**Task to carry out:** Extend the passage on the Earth's motion through space, beginning immediately after its final sentence.

**Selected extract:**
-- START --
March 26, 2017

Post a New Question

Posted by on .

What is the angular speed in rev/min of the Earth as it orbits around the sun?

I'm confused with this problem. I know we have to convert from rad/s to rev/rad to s/min in order to get the units as rev/min. But I don't know what to use for rad/s

  • physics - ,

    Thye following is more than you asked for but I hope you find it interesting.

    I think you would be surprised to know just how many people have no idea that the Earth moves at all, thinking that the Sun revolves around the Earth. The motion of our Earth through space is really very complex. It rotates, or spins, on its axis; it moves in a near circular path, or revolves, around our Sun; it wobbles about its center; and it sinuates and nods. All the time it is undergoing these spacial motions, its internal masses are swirling, heaving, and drifting. Lets start at the beginning. Lets explore.
    Our Earth is an approximately spherical body, actually an oblate spheroid of ~3963 miles equatorial radius and ~3950 miles polar radius, (Astronomical Almanac-1997, pg. E88) rotating 360 degrees on its axis, once in 23 hours- 56 minutes 04.091 seconds, the sidereal day. The 24 hour clock day that we experience daily, the mean solar day, or the synodic day, is the period of time that it takes for the same point on the earth's surface to cross the line joining the earth and the sun. The axis of rotation passes through the center of the earth and pierces its surface at the north and south poles. The rotation of the earth on its axis from west to east in a period of one day makes all celestial bodies, sun, moon, planets and stars, appear to turn around the earth from east to west, in the same period. Therefore the rotation of the earth is counterclockwise, looking down at the north pole. As you stand on the equator, you are actually moving at a rotational speed of ~1038 MPH relative to the Earth's axis.
-- END --
**Dataset entries:**
-- START --
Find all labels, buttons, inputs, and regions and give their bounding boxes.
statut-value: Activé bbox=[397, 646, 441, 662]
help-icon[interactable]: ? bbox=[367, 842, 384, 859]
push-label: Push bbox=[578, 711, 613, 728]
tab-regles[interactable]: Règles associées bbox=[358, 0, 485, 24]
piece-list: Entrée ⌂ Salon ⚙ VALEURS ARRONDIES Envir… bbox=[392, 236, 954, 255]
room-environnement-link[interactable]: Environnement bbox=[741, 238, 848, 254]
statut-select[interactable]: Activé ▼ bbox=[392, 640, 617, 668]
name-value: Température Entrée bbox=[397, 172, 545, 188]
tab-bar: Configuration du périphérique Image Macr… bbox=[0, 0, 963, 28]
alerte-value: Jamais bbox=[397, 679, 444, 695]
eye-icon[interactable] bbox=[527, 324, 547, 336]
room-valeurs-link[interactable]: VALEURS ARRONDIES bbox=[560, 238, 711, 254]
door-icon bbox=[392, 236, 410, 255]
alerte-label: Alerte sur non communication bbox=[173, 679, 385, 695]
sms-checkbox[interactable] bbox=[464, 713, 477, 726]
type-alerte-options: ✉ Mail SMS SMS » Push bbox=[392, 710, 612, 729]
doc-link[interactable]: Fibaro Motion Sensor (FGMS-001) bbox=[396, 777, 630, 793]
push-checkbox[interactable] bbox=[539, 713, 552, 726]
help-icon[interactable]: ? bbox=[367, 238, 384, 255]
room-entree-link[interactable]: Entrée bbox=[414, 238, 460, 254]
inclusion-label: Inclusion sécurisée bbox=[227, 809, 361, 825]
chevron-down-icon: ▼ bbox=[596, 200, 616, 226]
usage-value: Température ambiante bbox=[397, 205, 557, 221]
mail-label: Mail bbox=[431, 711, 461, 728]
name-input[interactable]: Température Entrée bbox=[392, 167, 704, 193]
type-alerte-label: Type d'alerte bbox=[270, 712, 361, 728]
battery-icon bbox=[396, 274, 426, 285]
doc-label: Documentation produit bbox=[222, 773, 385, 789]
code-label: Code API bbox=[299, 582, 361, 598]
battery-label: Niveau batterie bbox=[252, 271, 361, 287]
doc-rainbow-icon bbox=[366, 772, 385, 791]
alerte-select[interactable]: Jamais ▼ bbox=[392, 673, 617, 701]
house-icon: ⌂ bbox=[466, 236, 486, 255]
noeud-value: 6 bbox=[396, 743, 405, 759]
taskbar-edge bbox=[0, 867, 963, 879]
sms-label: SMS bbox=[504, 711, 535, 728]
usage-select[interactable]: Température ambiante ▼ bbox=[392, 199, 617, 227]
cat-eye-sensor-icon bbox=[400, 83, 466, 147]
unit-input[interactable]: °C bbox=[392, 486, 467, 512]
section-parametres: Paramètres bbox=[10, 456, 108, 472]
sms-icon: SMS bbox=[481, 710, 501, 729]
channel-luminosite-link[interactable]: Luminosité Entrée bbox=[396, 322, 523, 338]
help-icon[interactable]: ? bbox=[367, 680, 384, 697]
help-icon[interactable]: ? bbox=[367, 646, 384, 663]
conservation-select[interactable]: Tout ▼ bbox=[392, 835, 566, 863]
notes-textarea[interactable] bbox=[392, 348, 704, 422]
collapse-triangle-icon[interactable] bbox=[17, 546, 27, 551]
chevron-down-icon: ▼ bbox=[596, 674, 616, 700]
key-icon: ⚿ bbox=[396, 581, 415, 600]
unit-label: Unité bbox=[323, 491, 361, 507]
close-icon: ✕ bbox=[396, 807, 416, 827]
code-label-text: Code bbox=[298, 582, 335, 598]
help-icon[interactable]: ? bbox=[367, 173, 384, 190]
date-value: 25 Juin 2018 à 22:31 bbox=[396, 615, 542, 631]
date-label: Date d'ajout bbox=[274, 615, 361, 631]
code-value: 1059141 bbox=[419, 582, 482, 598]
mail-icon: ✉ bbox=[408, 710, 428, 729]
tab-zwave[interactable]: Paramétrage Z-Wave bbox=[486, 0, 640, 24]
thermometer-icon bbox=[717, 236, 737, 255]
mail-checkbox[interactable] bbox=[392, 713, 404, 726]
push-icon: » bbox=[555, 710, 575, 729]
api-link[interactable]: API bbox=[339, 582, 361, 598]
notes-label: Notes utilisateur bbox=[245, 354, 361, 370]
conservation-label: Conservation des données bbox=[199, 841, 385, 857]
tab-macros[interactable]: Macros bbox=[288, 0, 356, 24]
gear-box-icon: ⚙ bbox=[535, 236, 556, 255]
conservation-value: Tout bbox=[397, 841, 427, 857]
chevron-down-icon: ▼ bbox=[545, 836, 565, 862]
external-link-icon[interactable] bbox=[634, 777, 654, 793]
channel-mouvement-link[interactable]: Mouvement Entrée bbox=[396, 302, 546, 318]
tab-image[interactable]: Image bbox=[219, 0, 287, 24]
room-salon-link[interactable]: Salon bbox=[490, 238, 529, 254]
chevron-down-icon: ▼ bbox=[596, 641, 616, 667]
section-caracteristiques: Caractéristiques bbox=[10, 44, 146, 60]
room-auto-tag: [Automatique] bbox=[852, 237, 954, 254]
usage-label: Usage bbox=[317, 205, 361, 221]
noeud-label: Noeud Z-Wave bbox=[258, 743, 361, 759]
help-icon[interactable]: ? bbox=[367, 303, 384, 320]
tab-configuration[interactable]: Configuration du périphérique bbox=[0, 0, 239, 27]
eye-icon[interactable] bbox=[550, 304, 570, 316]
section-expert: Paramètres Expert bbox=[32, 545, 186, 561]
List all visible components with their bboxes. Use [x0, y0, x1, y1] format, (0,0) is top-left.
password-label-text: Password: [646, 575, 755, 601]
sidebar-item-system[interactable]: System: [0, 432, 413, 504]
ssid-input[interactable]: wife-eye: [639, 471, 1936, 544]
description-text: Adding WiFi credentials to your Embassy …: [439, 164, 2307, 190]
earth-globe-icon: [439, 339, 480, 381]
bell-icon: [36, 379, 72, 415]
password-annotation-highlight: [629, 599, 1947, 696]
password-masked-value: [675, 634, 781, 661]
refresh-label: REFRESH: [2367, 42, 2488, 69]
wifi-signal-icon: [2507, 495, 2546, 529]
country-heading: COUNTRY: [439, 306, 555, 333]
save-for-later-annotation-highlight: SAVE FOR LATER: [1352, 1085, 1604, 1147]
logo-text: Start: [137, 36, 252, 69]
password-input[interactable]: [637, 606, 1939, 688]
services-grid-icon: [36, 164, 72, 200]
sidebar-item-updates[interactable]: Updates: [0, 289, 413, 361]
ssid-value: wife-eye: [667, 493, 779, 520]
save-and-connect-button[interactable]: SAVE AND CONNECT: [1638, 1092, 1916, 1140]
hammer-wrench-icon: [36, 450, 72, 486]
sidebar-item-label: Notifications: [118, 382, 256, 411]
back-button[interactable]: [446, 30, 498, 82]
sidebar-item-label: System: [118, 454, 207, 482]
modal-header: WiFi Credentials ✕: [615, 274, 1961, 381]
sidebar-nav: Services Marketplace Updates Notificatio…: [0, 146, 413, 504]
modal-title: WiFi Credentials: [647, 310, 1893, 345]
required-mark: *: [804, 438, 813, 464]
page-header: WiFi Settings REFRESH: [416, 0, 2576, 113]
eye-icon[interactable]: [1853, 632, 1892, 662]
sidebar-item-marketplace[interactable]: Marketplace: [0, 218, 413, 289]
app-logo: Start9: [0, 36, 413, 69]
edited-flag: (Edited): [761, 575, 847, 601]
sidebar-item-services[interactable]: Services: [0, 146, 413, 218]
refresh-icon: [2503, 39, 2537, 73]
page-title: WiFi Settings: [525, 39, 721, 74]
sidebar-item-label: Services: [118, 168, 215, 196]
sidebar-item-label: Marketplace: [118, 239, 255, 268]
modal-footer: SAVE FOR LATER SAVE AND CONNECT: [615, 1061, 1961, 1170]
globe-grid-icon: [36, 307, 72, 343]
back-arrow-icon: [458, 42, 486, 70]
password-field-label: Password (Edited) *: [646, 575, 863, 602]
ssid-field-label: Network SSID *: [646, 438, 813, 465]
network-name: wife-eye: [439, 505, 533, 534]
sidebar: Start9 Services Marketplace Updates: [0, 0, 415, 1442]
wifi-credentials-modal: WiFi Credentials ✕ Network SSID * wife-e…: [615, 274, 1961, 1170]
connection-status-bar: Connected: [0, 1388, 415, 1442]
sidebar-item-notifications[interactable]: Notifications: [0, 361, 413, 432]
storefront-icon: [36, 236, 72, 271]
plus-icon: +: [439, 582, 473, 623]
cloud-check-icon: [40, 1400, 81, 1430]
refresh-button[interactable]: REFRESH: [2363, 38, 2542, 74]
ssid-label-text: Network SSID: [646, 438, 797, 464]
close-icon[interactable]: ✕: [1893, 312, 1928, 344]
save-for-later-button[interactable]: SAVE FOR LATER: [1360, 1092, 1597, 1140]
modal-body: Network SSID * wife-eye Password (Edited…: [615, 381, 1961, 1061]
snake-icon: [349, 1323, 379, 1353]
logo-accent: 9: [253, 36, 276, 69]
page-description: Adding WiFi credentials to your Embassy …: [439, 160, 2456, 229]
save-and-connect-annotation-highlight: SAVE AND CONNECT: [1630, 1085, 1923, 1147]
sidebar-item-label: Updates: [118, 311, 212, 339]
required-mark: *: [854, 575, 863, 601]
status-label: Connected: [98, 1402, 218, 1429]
-- END --
**The output:**
    Our earth also completes one 360 degree revolution, or orbit, around the Sun in a period of ~365-1/4 days, or what we call, a year. The orbit of the Earth is elliptical in shape with the closest distance from the Sun being ~91,408,000 miles and the farthest distance being ~94,513,000 miles. The mean distance of the Earth from the Sun is often quoted as being 93,000,000 miles. The earth's axis is tilted to its orbital plane at an angle of ~23 1/2 degrees. The revolution of the earth in its orbit around the Sun makes the Sun appear to shift gradually eastward among the stars in the course of the year. Therefore the revolution of the Earth around the Sun is also counterclockwise, as viewed from above the Earth's north pole.The apparant path of the Sun among the stars is called the ecliptic. The eastward motion of the Earth in its orbit, along the ecliptic, is approximately 1 degree per day. The mean translational speed of the earth in its orbit is ~66,660 MPH.
    Our solar system, as a whole, is within the Milky Way Galaxy, the Sun being ~30,000 light years (one light year is the distance light travels in one year, ~5.89x10^12 miles) from the center of the galaxy and, with its family of planets, rotating about the center of the galaxy at a speed of ~563,000 mph.. Even at this tremendous speed, our solar system requires about 200-220 million years to complete one revolution within the galaxy. Our whole galaxy appears to be hurtling through space at a speed of over one million miles per hour. Hold on to your hat!
    Amazing isn't it? Just think, at any instant of time, you, standing on the equator on the side of the Earth away from the Sun, are moving through the emptiness of space at a combined speed of 1038 + 66,600 + 563,000 + 1,000,000 = ~1,630,628 MPH. What a breeze !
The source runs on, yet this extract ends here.